WHAT IS ASKED:
Copy whichever lines contain the string "fiscal".

*** DATA PROVIDED ***

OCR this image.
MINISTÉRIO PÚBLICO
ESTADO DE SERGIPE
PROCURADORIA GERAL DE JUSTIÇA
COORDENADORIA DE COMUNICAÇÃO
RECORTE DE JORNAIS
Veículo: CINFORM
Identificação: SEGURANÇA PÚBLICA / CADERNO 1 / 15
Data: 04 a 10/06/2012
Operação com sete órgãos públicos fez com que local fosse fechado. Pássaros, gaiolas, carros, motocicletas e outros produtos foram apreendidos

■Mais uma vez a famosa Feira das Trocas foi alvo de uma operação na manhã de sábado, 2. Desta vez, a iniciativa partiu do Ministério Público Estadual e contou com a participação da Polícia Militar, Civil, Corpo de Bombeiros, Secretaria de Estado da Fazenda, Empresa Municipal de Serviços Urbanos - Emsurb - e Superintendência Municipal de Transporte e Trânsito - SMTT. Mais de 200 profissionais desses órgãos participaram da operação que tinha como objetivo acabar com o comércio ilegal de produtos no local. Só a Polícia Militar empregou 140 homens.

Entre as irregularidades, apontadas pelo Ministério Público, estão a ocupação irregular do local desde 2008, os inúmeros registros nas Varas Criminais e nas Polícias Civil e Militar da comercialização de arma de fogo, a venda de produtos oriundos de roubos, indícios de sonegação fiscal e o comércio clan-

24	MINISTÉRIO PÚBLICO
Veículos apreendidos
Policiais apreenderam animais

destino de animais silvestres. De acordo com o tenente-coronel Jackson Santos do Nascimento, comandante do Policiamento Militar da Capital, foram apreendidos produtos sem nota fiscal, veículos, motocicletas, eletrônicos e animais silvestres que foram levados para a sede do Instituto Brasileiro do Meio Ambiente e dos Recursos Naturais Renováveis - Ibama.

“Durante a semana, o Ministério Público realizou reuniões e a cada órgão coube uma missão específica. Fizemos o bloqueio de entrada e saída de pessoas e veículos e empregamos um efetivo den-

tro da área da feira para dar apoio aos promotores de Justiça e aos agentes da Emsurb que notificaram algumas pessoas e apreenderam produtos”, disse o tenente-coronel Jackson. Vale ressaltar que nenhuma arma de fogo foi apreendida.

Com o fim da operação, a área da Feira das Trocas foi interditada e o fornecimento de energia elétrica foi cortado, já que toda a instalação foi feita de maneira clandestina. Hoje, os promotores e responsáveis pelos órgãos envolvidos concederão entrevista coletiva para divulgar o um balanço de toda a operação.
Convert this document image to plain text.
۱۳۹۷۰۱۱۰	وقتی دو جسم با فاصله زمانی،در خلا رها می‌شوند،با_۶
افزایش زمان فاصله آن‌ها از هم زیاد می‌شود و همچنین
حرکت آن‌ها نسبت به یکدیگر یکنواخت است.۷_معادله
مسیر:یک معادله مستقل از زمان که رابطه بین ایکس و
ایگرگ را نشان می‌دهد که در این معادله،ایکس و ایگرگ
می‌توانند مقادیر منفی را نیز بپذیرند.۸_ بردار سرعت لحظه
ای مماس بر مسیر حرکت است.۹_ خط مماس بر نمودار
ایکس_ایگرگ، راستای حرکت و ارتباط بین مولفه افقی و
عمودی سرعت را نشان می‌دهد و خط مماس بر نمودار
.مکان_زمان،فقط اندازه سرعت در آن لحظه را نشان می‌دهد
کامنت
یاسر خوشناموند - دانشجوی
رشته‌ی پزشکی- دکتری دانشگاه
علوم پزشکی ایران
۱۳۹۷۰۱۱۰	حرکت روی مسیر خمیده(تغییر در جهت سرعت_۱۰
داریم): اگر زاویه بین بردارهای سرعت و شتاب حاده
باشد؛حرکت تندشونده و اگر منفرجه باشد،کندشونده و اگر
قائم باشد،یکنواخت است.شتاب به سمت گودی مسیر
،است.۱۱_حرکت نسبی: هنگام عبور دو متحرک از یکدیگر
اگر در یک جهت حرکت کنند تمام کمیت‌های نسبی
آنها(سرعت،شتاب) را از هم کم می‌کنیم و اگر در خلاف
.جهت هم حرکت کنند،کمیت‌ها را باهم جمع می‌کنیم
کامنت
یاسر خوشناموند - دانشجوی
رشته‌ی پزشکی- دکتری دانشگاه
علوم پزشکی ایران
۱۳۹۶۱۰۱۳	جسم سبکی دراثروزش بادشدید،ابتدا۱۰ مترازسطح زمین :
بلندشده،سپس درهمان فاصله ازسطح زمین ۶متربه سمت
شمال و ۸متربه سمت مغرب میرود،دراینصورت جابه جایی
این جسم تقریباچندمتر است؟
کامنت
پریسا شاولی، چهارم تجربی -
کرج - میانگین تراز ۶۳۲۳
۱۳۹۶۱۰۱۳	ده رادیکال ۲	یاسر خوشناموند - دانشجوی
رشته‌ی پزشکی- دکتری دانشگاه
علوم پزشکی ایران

***

RESPONSE TO THIS EXERCISE:
Entre as irregularidades, apontadas pelo Ministério Público, estão a ocupação irregular do local desde 2008, os inúmeros registros nas Varas Criminais e nas Polícias Civil e Militar da comercialização de arma de fogo, a venda de produtos oriundos de roubos, indícios de sonegação fiscal e o comércio clan-
destino de animais silvestres. De acordo com o tenente-coronel Jackson Santos do Nascimento, comandante do Policiamento Militar da Capital, foram apreendidos produtos sem nota fiscal, veículos, motocicletas, eletrônicos e animais silvestres que foram levados para a sede do Instituto Brasileiro do Meio Ambiente e dos Recursos Naturais Renováveis - Ibama.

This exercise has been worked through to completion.